* Job: Copy out each line of the data that holds the word "JSON".

Collected data
** Begin **
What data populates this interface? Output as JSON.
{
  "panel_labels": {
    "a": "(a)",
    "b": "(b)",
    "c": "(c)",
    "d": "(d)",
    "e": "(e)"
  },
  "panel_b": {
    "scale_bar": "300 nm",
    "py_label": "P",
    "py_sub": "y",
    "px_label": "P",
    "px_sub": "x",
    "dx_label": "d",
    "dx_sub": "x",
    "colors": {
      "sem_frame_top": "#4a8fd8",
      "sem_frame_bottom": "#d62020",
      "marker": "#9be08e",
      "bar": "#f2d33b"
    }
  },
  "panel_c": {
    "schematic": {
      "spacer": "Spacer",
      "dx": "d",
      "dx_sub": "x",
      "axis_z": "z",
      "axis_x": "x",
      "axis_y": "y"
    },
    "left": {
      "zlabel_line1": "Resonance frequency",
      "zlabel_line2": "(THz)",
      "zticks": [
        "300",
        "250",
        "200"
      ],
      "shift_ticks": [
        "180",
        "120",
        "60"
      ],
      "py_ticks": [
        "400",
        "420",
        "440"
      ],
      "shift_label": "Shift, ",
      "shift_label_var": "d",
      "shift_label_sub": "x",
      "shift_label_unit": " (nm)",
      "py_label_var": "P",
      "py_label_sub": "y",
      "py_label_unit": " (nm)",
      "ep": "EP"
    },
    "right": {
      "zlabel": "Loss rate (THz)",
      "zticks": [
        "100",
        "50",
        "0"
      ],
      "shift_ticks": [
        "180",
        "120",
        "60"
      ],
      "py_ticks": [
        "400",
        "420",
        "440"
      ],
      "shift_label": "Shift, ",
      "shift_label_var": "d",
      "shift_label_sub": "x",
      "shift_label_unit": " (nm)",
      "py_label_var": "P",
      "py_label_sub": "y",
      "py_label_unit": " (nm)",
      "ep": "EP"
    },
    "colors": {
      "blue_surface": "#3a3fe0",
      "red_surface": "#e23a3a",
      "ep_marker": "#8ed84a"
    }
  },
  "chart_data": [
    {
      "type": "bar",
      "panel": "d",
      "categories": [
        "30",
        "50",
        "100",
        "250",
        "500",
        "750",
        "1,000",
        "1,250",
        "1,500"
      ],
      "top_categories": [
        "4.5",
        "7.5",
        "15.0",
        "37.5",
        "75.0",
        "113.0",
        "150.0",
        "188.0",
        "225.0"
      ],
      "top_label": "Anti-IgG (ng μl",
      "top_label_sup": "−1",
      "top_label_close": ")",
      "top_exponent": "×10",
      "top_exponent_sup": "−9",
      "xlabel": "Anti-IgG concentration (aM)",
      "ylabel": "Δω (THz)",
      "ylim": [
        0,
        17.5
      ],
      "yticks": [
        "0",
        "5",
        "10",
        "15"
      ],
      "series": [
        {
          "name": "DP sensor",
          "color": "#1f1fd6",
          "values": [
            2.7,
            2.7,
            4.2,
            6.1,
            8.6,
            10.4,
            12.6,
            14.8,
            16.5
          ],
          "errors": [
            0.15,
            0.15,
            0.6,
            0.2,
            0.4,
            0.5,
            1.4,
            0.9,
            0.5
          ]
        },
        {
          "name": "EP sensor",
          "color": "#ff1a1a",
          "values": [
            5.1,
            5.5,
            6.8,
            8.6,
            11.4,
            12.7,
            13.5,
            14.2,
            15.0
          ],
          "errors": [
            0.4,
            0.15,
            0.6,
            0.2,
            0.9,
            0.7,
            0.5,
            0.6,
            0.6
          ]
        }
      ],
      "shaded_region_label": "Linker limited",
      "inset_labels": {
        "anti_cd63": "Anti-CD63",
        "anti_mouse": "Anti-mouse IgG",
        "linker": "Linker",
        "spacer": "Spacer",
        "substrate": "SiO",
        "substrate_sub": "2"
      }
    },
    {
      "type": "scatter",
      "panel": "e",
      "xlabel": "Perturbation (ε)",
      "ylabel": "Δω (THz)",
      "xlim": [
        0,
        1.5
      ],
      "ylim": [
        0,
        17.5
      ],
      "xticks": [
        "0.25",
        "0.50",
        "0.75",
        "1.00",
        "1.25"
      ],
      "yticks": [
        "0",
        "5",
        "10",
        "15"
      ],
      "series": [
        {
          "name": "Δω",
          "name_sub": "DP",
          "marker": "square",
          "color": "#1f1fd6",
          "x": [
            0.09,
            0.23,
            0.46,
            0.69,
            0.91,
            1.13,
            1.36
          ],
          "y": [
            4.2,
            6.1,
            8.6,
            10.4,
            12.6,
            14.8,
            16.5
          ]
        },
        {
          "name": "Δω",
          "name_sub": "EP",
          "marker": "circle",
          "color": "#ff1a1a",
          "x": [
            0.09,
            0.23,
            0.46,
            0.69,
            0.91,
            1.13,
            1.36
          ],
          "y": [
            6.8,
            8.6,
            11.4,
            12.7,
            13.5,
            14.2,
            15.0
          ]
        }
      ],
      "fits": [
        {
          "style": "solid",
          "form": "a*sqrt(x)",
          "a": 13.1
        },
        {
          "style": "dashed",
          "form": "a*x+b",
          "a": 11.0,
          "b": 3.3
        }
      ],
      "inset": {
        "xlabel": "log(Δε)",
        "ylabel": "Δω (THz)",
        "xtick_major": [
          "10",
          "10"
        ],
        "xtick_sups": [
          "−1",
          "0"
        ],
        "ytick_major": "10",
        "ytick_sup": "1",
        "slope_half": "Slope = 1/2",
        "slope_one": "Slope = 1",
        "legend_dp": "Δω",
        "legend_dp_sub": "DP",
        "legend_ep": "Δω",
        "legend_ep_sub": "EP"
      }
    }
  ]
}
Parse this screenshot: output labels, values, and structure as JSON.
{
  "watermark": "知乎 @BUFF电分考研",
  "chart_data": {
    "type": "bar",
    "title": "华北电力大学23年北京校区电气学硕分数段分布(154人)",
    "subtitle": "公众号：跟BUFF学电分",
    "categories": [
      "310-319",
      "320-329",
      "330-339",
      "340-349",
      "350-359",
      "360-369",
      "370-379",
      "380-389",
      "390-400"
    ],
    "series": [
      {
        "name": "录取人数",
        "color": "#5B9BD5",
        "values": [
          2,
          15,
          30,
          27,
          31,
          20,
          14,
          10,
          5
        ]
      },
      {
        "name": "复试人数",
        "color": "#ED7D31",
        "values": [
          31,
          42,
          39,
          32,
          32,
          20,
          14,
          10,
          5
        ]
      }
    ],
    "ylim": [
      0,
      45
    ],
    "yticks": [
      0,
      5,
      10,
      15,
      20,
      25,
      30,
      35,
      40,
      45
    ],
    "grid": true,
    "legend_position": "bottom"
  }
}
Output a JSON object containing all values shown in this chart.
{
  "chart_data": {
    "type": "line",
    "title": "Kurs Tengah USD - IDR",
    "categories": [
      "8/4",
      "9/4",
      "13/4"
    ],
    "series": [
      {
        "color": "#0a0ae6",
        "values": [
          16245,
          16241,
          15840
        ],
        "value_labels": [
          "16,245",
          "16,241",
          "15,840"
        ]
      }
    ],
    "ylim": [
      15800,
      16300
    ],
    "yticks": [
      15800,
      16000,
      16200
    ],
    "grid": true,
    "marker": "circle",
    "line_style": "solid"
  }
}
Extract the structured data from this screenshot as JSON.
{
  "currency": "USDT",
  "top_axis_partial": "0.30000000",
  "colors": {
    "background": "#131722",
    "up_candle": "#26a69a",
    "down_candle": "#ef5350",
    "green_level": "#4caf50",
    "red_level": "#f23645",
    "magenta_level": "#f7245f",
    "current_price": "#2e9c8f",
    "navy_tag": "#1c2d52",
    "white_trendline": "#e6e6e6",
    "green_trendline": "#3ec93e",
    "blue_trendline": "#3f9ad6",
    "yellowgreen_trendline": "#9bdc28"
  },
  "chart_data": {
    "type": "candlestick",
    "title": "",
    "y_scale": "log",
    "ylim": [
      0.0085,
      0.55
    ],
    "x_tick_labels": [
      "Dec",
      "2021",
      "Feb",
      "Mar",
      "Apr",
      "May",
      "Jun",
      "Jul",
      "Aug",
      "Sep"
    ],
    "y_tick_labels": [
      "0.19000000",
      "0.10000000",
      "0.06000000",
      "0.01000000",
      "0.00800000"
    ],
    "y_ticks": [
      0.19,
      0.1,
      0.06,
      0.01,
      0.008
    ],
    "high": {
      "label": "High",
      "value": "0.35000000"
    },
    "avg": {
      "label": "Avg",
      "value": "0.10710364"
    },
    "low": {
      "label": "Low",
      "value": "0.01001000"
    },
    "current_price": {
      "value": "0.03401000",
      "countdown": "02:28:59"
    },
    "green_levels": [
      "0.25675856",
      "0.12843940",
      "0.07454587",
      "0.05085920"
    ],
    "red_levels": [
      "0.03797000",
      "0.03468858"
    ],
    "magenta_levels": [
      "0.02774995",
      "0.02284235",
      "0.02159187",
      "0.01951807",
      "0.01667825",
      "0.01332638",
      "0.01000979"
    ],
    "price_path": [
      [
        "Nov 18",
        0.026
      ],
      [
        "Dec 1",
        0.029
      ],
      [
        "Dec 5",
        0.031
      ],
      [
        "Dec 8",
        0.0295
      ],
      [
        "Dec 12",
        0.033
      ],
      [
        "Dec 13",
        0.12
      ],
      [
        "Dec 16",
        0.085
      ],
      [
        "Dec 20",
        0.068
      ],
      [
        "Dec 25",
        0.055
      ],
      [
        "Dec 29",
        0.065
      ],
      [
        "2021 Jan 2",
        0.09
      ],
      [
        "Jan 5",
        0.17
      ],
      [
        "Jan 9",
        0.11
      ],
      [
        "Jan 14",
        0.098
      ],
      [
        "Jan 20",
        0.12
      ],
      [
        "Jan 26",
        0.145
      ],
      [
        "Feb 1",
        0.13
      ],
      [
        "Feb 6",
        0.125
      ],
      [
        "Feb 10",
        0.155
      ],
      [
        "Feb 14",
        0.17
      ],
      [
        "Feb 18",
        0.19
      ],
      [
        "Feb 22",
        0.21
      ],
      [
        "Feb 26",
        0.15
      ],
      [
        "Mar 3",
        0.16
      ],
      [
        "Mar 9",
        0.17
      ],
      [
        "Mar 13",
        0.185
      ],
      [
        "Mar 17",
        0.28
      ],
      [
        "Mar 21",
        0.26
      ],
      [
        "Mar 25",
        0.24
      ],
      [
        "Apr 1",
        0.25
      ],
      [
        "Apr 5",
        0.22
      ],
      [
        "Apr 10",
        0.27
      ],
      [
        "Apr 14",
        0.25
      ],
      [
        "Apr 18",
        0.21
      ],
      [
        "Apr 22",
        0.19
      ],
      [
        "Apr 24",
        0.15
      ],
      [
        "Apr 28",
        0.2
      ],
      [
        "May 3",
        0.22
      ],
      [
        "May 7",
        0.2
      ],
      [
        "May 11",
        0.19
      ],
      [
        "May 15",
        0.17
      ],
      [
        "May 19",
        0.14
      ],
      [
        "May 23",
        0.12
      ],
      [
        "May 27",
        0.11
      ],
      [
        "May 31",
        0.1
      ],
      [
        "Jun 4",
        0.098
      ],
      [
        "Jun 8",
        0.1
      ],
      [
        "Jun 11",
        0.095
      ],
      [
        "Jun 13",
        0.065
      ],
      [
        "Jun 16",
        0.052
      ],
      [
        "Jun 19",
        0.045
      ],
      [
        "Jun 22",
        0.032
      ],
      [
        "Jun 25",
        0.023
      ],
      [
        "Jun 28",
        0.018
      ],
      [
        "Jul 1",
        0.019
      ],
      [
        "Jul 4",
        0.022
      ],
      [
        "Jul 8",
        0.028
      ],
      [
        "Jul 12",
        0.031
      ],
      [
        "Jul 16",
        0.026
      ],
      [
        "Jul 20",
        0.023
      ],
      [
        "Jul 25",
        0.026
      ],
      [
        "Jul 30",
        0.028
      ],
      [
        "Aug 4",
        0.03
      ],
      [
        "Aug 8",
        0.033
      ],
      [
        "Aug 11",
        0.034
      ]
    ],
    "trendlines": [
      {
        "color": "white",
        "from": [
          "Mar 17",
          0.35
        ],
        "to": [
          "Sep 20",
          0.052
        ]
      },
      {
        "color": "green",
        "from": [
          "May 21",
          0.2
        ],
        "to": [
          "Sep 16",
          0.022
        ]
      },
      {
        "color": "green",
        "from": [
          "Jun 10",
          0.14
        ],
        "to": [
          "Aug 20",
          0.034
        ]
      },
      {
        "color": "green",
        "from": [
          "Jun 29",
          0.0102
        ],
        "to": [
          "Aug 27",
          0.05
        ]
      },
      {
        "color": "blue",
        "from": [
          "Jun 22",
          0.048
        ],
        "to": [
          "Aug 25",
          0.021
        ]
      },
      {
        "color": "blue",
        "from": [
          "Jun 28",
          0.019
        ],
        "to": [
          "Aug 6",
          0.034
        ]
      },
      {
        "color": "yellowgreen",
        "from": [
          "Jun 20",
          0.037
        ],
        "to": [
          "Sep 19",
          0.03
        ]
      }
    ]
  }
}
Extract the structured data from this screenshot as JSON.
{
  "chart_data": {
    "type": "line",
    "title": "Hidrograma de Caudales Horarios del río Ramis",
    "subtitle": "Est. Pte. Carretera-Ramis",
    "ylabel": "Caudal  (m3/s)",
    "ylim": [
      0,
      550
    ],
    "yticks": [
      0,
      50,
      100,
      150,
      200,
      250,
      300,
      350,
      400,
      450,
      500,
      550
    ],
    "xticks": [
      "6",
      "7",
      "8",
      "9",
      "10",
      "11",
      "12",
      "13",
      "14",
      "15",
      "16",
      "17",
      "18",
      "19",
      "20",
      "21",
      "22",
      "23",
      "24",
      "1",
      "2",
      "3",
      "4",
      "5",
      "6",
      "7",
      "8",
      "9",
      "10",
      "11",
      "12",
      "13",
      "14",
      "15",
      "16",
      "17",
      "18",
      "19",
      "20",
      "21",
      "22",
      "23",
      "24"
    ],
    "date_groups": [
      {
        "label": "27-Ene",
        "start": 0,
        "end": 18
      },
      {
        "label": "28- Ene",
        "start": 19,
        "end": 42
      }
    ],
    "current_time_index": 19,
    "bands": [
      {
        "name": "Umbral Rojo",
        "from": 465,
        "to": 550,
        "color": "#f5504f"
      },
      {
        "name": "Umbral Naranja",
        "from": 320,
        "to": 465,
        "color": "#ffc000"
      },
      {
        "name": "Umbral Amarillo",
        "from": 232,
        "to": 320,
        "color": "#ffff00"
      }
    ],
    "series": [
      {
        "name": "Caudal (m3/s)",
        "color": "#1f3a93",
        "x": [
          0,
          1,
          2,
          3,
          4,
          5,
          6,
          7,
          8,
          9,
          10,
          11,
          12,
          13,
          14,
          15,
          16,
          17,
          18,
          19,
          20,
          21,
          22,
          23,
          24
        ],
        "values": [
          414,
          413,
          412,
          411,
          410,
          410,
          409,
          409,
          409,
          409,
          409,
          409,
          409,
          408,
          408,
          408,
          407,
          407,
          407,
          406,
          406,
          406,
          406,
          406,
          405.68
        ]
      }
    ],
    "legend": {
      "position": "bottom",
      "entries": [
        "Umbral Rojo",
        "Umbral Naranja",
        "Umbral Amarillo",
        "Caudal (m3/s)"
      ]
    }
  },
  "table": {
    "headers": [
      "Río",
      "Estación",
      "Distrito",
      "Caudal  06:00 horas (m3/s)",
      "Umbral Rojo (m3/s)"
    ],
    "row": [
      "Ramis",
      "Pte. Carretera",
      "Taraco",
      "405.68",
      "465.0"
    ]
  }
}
** End **
* Written response:
What data populates this interface? Output as JSON.
Parse this screenshot: output labels, values, and structure as JSON.
Output a JSON object containing all values shown in this chart.
Extract the structured data from this screenshot as JSON.
Extract the structured data from this screenshot as JSON.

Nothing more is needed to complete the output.